• **Exercise instructions**
Pick out the lines containing "Data".

• **Material provided**
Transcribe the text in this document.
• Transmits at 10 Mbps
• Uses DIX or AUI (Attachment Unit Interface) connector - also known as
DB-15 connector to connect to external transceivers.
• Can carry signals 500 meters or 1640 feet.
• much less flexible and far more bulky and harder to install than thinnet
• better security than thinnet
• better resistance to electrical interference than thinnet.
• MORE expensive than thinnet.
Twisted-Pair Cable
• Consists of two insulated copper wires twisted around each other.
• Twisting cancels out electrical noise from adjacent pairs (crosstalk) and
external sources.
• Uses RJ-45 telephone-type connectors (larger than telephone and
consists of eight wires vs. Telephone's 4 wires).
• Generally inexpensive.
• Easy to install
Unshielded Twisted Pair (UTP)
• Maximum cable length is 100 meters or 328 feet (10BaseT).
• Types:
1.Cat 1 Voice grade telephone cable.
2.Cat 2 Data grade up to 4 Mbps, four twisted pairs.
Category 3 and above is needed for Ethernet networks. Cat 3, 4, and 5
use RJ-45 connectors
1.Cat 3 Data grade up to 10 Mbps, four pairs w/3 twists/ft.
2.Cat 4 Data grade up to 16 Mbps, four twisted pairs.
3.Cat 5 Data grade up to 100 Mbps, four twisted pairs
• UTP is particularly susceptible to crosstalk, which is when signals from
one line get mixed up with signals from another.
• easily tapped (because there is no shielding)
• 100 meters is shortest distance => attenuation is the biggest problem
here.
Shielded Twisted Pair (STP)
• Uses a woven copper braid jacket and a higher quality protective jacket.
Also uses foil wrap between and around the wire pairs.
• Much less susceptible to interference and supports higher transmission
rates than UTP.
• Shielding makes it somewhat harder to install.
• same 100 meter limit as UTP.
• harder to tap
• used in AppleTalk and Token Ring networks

• **The output**
2.Cat 2 Data grade up to 4 Mbps, four twisted pairs.
1.Cat 3 Data grade up to 10 Mbps, four pairs w/3 twists/ft.
2.Cat 4 Data grade up to 16 Mbps, four twisted pairs.
3.Cat 5 Data grade up to 100 Mbps, four twisted pairs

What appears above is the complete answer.